EXERCISE OBJECTIVE:
For every line in the records that has the word "name", make a copy.
● ● ●
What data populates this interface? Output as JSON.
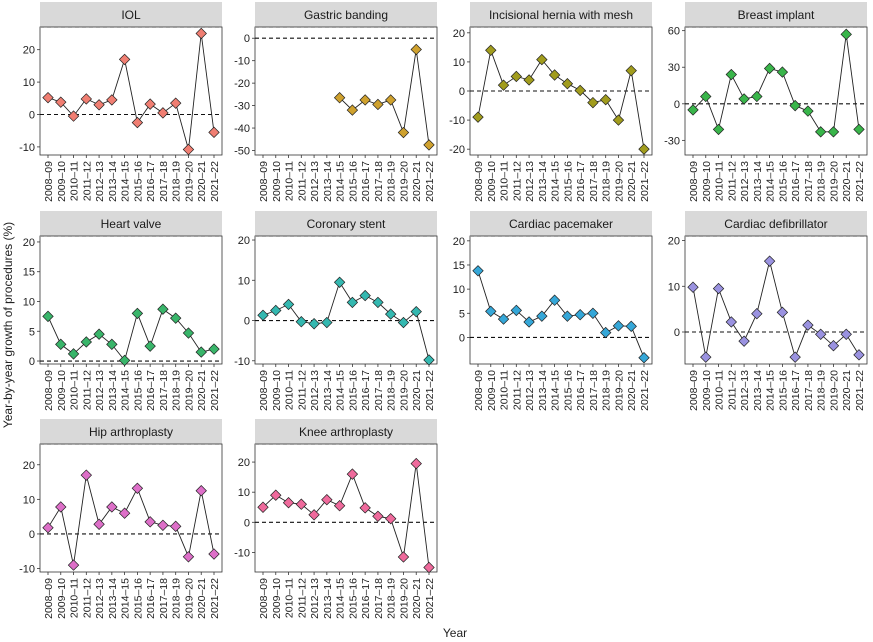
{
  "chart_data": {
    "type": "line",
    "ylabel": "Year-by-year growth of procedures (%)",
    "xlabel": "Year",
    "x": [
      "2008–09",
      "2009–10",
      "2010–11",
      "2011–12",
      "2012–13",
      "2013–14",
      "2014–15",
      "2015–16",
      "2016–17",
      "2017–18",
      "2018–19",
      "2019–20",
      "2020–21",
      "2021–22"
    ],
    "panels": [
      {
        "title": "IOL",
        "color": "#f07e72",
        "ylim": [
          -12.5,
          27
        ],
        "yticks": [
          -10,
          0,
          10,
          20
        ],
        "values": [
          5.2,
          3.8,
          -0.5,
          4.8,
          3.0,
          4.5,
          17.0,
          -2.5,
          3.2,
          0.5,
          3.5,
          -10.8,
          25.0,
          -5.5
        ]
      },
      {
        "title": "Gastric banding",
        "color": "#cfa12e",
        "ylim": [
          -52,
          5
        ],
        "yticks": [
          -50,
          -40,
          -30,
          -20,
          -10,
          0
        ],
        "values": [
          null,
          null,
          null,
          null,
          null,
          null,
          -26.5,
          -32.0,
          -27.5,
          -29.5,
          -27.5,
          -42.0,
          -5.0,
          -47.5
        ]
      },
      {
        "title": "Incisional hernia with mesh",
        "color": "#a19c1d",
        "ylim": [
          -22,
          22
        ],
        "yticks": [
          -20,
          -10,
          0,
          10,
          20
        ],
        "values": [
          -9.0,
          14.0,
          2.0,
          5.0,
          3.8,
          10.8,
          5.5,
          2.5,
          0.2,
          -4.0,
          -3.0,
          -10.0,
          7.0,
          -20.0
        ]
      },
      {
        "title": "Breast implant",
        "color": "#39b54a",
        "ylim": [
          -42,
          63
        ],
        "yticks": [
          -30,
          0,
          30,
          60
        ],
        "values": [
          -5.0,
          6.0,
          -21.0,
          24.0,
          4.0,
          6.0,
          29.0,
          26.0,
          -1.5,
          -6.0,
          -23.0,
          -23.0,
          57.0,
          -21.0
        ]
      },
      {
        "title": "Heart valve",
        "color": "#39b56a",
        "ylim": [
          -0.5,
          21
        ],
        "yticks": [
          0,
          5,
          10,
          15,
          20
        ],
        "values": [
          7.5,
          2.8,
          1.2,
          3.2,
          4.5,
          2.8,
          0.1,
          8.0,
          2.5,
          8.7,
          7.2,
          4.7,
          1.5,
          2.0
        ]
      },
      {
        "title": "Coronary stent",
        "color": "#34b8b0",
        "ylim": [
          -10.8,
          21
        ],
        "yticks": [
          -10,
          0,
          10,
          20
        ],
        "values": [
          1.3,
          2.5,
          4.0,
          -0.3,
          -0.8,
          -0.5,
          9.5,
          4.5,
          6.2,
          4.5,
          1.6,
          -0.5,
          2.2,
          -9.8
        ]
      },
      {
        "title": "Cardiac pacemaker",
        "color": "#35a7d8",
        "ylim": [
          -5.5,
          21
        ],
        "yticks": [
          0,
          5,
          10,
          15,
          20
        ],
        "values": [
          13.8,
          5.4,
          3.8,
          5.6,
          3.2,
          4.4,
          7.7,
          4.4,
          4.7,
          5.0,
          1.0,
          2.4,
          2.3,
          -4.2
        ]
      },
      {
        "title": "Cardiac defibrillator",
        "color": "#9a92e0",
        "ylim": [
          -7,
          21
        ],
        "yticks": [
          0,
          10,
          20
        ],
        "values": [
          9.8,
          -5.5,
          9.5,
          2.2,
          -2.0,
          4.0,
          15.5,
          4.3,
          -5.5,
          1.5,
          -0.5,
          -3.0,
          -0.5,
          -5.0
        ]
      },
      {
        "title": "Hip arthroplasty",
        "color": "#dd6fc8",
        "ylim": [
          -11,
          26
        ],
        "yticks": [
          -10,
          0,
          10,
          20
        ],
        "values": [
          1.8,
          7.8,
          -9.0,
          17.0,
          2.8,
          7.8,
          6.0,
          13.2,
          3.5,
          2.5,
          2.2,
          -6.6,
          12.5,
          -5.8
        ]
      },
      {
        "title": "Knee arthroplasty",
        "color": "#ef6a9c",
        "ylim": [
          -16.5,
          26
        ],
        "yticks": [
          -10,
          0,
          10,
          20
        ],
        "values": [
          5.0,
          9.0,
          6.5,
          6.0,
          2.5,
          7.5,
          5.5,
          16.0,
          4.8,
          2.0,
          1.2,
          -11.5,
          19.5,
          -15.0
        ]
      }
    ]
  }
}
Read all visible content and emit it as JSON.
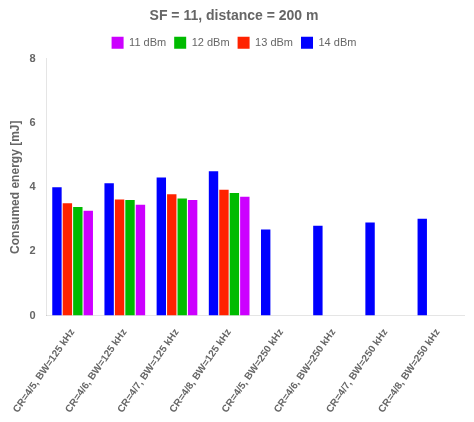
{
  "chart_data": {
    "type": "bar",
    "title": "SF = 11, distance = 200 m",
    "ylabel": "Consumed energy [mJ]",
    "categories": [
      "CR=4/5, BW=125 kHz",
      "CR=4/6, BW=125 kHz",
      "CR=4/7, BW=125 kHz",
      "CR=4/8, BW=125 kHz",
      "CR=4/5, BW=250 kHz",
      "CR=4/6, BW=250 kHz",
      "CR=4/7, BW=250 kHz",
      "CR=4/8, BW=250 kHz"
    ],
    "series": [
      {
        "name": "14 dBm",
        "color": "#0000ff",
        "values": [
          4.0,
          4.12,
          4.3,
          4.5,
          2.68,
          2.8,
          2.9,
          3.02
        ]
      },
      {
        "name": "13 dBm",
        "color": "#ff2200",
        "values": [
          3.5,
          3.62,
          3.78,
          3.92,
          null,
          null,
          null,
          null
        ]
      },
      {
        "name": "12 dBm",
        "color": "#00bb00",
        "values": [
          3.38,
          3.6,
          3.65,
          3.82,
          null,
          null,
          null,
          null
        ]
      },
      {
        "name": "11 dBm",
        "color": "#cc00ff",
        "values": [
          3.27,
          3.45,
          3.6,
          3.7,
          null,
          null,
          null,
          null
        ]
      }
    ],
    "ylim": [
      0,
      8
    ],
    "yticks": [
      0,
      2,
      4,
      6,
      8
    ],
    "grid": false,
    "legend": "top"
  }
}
● ● ●
EXERCISE RESPONSE:
        "name": "14 dBm",
        "name": "13 dBm",
        "name": "12 dBm",
        "name": "11 dBm",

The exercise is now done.